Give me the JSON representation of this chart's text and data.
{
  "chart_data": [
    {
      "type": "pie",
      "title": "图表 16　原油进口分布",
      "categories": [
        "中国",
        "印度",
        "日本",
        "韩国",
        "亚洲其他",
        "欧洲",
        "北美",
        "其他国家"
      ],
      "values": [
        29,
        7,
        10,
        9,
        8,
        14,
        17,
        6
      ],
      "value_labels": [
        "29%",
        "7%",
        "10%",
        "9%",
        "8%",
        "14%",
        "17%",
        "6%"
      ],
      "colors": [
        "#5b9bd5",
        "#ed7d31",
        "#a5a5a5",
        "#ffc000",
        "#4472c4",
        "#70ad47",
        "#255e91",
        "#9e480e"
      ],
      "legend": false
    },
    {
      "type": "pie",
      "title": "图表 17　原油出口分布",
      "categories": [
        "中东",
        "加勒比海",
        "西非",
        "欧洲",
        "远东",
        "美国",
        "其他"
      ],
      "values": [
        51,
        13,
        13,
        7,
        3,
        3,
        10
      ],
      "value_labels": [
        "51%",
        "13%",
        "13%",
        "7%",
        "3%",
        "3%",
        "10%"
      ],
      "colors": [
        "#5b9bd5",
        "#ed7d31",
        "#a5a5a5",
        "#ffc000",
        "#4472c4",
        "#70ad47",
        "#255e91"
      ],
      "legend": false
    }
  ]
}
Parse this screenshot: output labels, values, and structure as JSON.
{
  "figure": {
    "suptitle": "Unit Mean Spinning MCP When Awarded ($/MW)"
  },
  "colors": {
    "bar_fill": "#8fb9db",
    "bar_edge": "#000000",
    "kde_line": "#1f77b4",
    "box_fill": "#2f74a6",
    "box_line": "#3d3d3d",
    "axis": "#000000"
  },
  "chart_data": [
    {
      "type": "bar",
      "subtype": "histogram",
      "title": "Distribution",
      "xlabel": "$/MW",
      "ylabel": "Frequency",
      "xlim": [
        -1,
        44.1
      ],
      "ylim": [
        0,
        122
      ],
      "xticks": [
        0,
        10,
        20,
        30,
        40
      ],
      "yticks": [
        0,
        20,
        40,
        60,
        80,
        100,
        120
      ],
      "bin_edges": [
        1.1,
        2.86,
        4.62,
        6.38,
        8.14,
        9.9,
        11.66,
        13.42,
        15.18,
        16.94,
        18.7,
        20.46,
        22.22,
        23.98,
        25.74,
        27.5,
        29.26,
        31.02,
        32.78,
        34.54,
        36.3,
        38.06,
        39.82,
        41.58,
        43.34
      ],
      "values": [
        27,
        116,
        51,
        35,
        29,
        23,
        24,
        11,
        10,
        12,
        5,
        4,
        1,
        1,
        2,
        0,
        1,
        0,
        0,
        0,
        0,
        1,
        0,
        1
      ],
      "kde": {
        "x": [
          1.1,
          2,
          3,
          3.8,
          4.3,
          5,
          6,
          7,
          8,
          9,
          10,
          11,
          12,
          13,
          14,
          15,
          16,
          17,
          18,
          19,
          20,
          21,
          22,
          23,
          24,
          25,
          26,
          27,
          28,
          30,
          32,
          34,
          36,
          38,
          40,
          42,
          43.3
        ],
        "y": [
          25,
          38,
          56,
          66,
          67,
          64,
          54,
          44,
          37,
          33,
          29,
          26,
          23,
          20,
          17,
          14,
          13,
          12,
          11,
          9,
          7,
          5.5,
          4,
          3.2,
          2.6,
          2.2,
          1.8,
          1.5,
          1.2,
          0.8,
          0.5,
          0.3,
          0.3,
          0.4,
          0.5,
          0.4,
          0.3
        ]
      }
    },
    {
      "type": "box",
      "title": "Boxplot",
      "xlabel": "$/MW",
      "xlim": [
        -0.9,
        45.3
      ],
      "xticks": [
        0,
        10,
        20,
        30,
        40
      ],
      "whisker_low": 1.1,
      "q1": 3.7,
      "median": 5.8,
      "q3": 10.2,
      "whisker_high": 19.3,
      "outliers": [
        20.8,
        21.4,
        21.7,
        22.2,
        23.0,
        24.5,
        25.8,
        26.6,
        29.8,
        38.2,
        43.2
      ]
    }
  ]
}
•••
Go through the material and select each line with the string "JSON" in it.

Give me the JSON representation of this chart's text and data.
Parse this screenshot: output labels, values, and structure as JSON.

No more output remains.